Data entries for graphics
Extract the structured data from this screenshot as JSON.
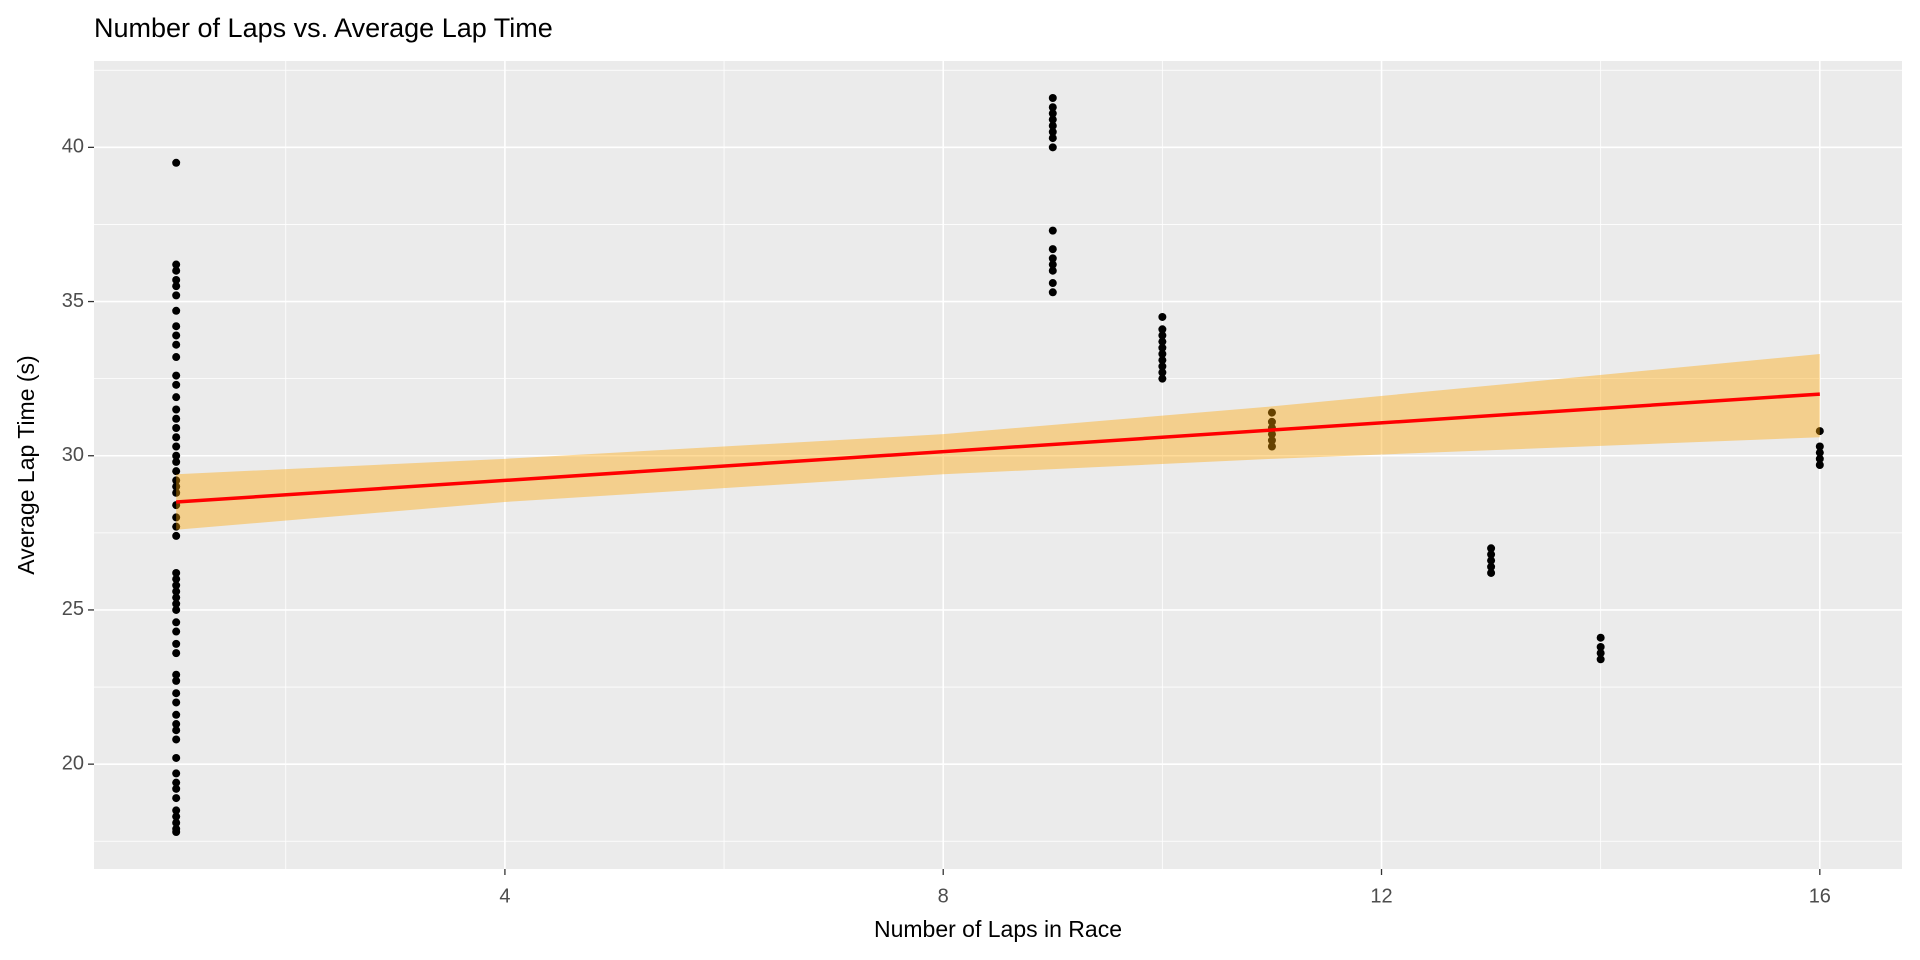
{
  "chart_data": {
    "type": "scatter",
    "title": "Number of Laps vs. Average Lap Time",
    "x_label": "Number of Laps in Race",
    "y_label": "Average Lap Time (s)",
    "xlim": [
      0.25,
      16.75
    ],
    "ylim": [
      16.6,
      42.8
    ],
    "xticks": [
      4,
      8,
      12,
      16
    ],
    "yticks": [
      20,
      25,
      30,
      35,
      40
    ],
    "xminor": [
      2,
      6,
      10,
      14
    ],
    "yminor": [
      17.5,
      22.5,
      27.5,
      32.5,
      37.5,
      42.5
    ],
    "grid": true,
    "point_color": "#000000",
    "groups": [
      {
        "x": 1,
        "values": [
          17.8,
          17.9,
          18.1,
          18.3,
          18.5,
          18.9,
          19.2,
          19.4,
          19.7,
          20.2,
          20.8,
          21.1,
          21.3,
          21.6,
          22.0,
          22.3,
          22.7,
          22.9,
          23.6,
          23.9,
          24.3,
          24.6,
          25.0,
          25.2,
          25.4,
          25.6,
          25.8,
          26.0,
          26.2,
          27.4,
          27.7,
          28.0,
          28.4,
          28.8,
          29.0,
          29.2,
          29.5,
          29.8,
          30.0,
          30.3,
          30.6,
          30.9,
          31.2,
          31.5,
          31.9,
          32.3,
          32.6,
          33.2,
          33.6,
          33.9,
          34.2,
          34.7,
          35.2,
          35.5,
          35.7,
          36.0,
          36.2,
          39.5
        ]
      },
      {
        "x": 9,
        "values": [
          35.3,
          35.6,
          36.0,
          36.2,
          36.4,
          36.7,
          37.3,
          40.0,
          40.3,
          40.5,
          40.7,
          40.9,
          41.1,
          41.3,
          41.6
        ]
      },
      {
        "x": 10,
        "values": [
          32.5,
          32.7,
          32.9,
          33.1,
          33.3,
          33.5,
          33.7,
          33.9,
          34.1,
          34.5
        ]
      },
      {
        "x": 11,
        "values": [
          30.3,
          30.5,
          30.7,
          30.9,
          31.1,
          31.4
        ]
      },
      {
        "x": 13,
        "values": [
          26.2,
          26.4,
          26.6,
          26.8,
          27.0
        ]
      },
      {
        "x": 14,
        "values": [
          23.4,
          23.6,
          23.8,
          24.1
        ]
      },
      {
        "x": 16,
        "values": [
          29.7,
          29.9,
          30.1,
          30.3,
          30.8
        ]
      }
    ],
    "fit": {
      "color": "#ff0000",
      "x": [
        1,
        16
      ],
      "y": [
        28.5,
        32.0
      ]
    },
    "band": {
      "color": "#ffa500",
      "x": [
        1,
        4,
        8,
        11,
        16
      ],
      "lower": [
        27.6,
        28.5,
        29.4,
        29.9,
        30.6
      ],
      "upper": [
        29.4,
        29.9,
        30.7,
        31.6,
        33.3
      ]
    }
  }
}
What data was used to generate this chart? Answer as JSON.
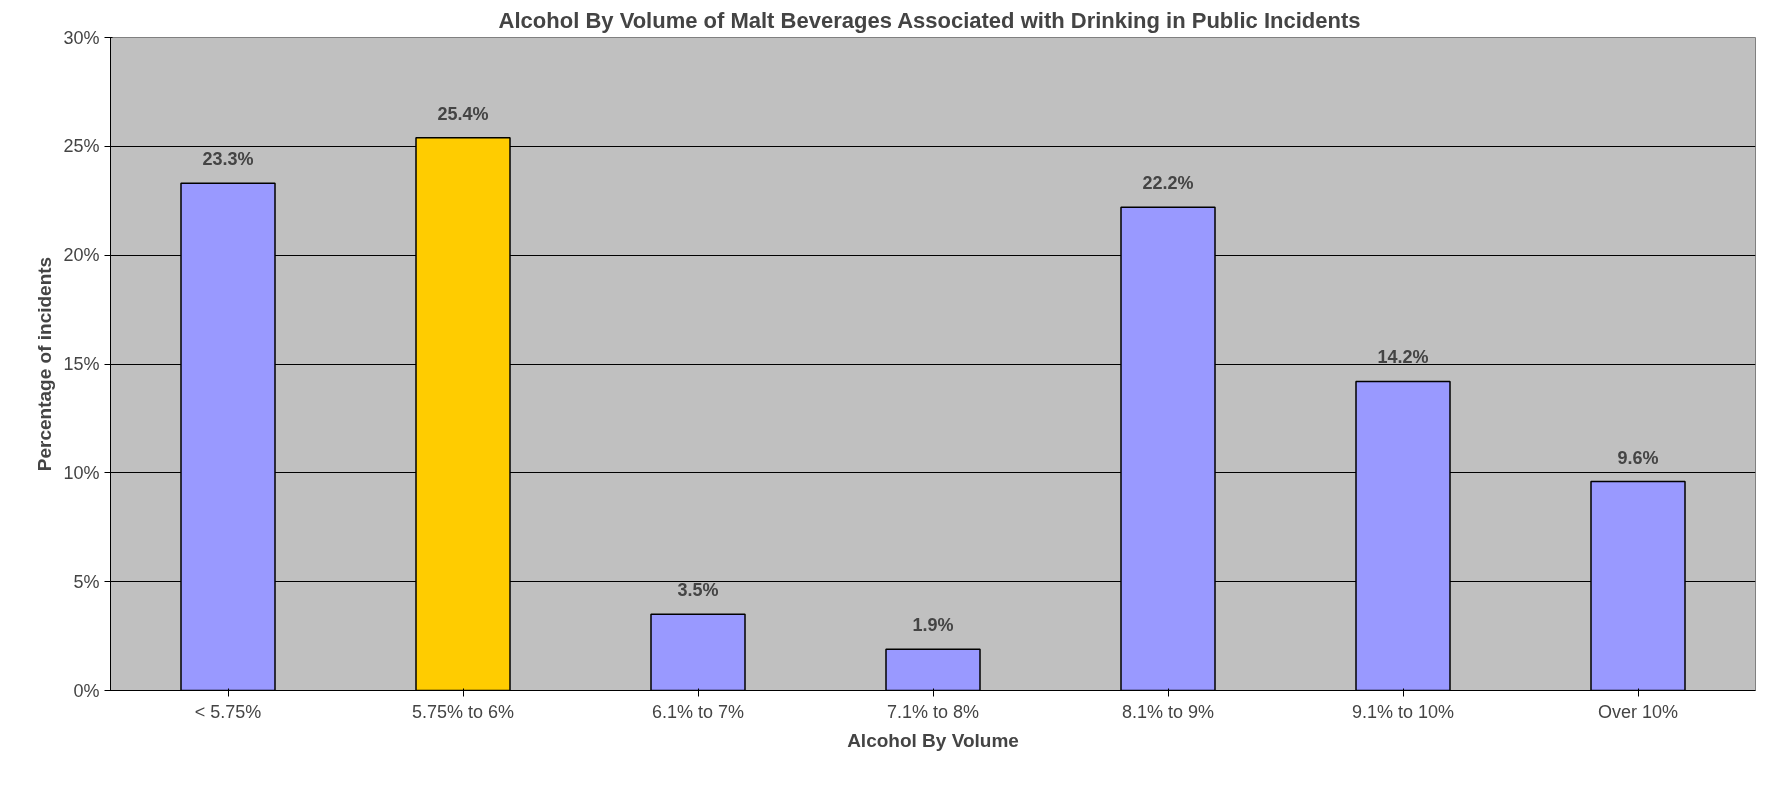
{
  "chart_data": {
    "type": "bar",
    "title": "Alcohol By Volume of Malt Beverages  Associated with Drinking in Public Incidents",
    "xlabel": "Alcohol By Volume",
    "ylabel": "Percentage of incidents",
    "categories": [
      "< 5.75%",
      "5.75% to 6%",
      "6.1% to 7%",
      "7.1% to 8%",
      "8.1% to 9%",
      "9.1% to 10%",
      "Over 10%"
    ],
    "values": [
      23.3,
      25.4,
      3.5,
      1.9,
      22.2,
      14.2,
      9.6
    ],
    "colors": [
      "#9999ff",
      "#ffcc00",
      "#9999ff",
      "#9999ff",
      "#9999ff",
      "#9999ff",
      "#9999ff"
    ],
    "value_labels": [
      "23.3%",
      "25.4%",
      "3.5%",
      "1.9%",
      "22.2%",
      "14.2%",
      "9.6%"
    ],
    "ylim": [
      0,
      30
    ],
    "yticks": [
      {
        "value": 0,
        "label": "0%"
      },
      {
        "value": 5,
        "label": "5%"
      },
      {
        "value": 10,
        "label": "10%"
      },
      {
        "value": 15,
        "label": "15%"
      },
      {
        "value": 20,
        "label": "20%"
      },
      {
        "value": 25,
        "label": "25%"
      },
      {
        "value": 30,
        "label": "30%"
      }
    ],
    "grid": "y"
  }
}
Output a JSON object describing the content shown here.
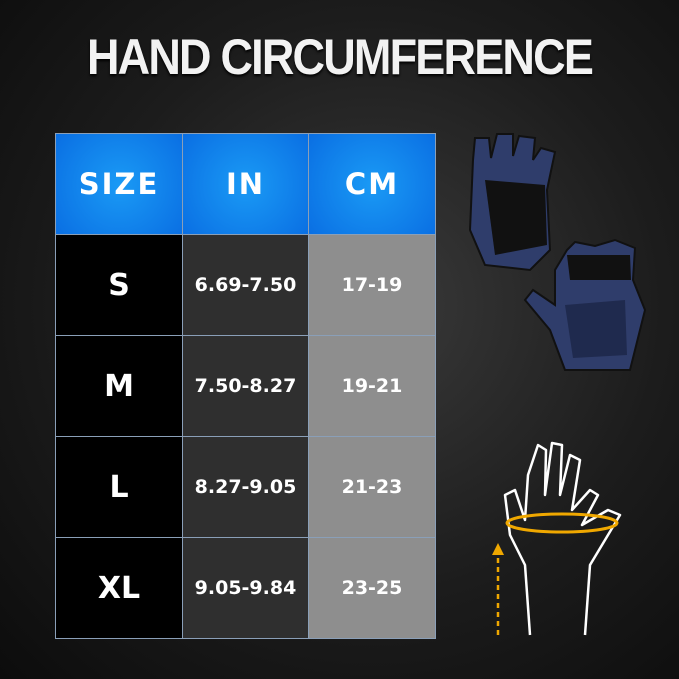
{
  "title": "HAND CIRCUMFERENCE",
  "table": {
    "headers": [
      "SIZE",
      "IN",
      "CM"
    ],
    "rows": [
      {
        "size": "S",
        "in": "6.69-7.50",
        "cm": "17-19"
      },
      {
        "size": "M",
        "in": "7.50-8.27",
        "cm": "19-21"
      },
      {
        "size": "L",
        "in": "8.27-9.05",
        "cm": "21-23"
      },
      {
        "size": "XL",
        "in": "9.05-9.84",
        "cm": "23-25"
      }
    ]
  },
  "colors": {
    "header": "#0a7ff0",
    "size_col": "#000000",
    "in_col": "#2f2f2f",
    "cm_col": "#8e8e8e",
    "measure": "#f0a800"
  }
}
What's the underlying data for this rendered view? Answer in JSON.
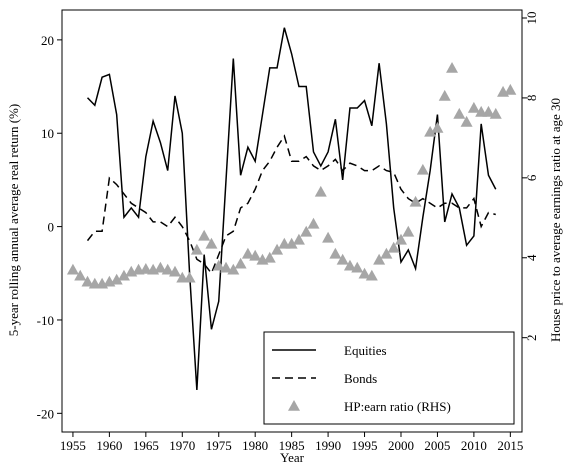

◆ **Required work**
Without the pictures, print the records in full, exactly as they appear.

◆ **In response**
Extract the structured data from this screenshot as JSON.
{
  "chart_data": {
    "type": "scatter",
    "title": "Number of Laps vs. Average Lap Time",
    "x_label": "Number of Laps in Race",
    "y_label": "Average Lap Time (s)",
    "xlim": [
      0.25,
      16.75
    ],
    "ylim": [
      16.6,
      42.8
    ],
    "xticks": [
      4,
      8,
      12,
      16
    ],
    "yticks": [
      20,
      25,
      30,
      35,
      40
    ],
    "xminor": [
      2,
      6,
      10,
      14
    ],
    "yminor": [
      17.5,
      22.5,
      27.5,
      32.5,
      37.5,
      42.5
    ],
    "grid": true,
    "point_color": "#000000",
    "groups": [
      {
        "x": 1,
        "values": [
          17.8,
          17.9,
          18.1,
          18.3,
          18.5,
          18.9,
          19.2,
          19.4,
          19.7,
          20.2,
          20.8,
          21.1,
          21.3,
          21.6,
          22.0,
          22.3,
          22.7,
          22.9,
          23.6,
          23.9,
          24.3,
          24.6,
          25.0,
          25.2,
          25.4,
          25.6,
          25.8,
          26.0,
          26.2,
          27.4,
          27.7,
          28.0,
          28.4,
          28.8,
          29.0,
          29.2,
          29.5,
          29.8,
          30.0,
          30.3,
          30.6,
          30.9,
          31.2,
          31.5,
          31.9,
          32.3,
          32.6,
          33.2,
          33.6,
          33.9,
          34.2,
          34.7,
          35.2,
          35.5,
          35.7,
          36.0,
          36.2,
          39.5
        ]
      },
      {
        "x": 9,
        "values": [
          35.3,
          35.6,
          36.0,
          36.2,
          36.4,
          36.7,
          37.3,
          40.0,
          40.3,
          40.5,
          40.7,
          40.9,
          41.1,
          41.3,
          41.6
        ]
      },
      {
        "x": 10,
        "values": [
          32.5,
          32.7,
          32.9,
          33.1,
          33.3,
          33.5,
          33.7,
          33.9,
          34.1,
          34.5
        ]
      },
      {
        "x": 11,
        "values": [
          30.3,
          30.5,
          30.7,
          30.9,
          31.1,
          31.4
        ]
      },
      {
        "x": 13,
        "values": [
          26.2,
          26.4,
          26.6,
          26.8,
          27.0
        ]
      },
      {
        "x": 14,
        "values": [
          23.4,
          23.6,
          23.8,
          24.1
        ]
      },
      {
        "x": 16,
        "values": [
          29.7,
          29.9,
          30.1,
          30.3,
          30.8
        ]
      }
    ],
    "fit": {
      "color": "#ff0000",
      "x": [
        1,
        16
      ],
      "y": [
        28.5,
        32.0
      ]
    },
    "band": {
      "color": "#ffa500",
      "x": [
        1,
        4,
        8,
        11,
        16
      ],
      "lower": [
        27.6,
        28.5,
        29.4,
        29.9,
        30.6
      ],
      "upper": [
        29.4,
        29.9,
        30.7,
        31.6,
        33.3
      ]
    }
  }
}
What data was used to generate this chart? Answer as JSON.
{
  "chart_data": {
    "type": "bar",
    "title": "Alcohol By Volume of Malt Beverages  Associated with Drinking in Public Incidents",
    "xlabel": "Alcohol By Volume",
    "ylabel": "Percentage of incidents",
    "categories": [
      "< 5.75%",
      "5.75% to 6%",
      "6.1% to 7%",
      "7.1% to 8%",
      "8.1% to 9%",
      "9.1% to 10%",
      "Over 10%"
    ],
    "values": [
      23.3,
      25.4,
      3.5,
      1.9,
      22.2,
      14.2,
      9.6
    ],
    "colors": [
      "#9999ff",
      "#ffcc00",
      "#9999ff",
      "#9999ff",
      "#9999ff",
      "#9999ff",
      "#9999ff"
    ],
    "value_labels": [
      "23.3%",
      "25.4%",
      "3.5%",
      "1.9%",
      "22.2%",
      "14.2%",
      "9.6%"
    ],
    "ylim": [
      0,
      30
    ],
    "yticks": [
      {
        "value": 0,
        "label": "0%"
      },
      {
        "value": 5,
        "label": "5%"
      },
      {
        "value": 10,
        "label": "10%"
      },
      {
        "value": 15,
        "label": "15%"
      },
      {
        "value": 20,
        "label": "20%"
      },
      {
        "value": 25,
        "label": "25%"
      },
      {
        "value": 30,
        "label": "30%"
      }
    ],
    "grid": "y"
  }
}
Output a JSON object describing the content shown here.
{
  "title": "HAND CIRCUMFERENCE",
  "table": {
    "headers": [
      "SIZE",
      "IN",
      "CM"
    ],
    "rows": [
      {
        "size": "S",
        "in": "6.69-7.50",
        "cm": "17-19"
      },
      {
        "size": "M",
        "in": "7.50-8.27",
        "cm": "19-21"
      },
      {
        "size": "L",
        "in": "8.27-9.05",
        "cm": "21-23"
      },
      {
        "size": "XL",
        "in": "9.05-9.84",
        "cm": "23-25"
      }
    ]
  },
  "colors": {
    "header": "#0a7ff0",
    "size_col": "#000000",
    "in_col": "#2f2f2f",
    "cm_col": "#8e8e8e",
    "measure": "#f0a800"
  }
}
What's the underlying data for this rendered view? Answer in JSON.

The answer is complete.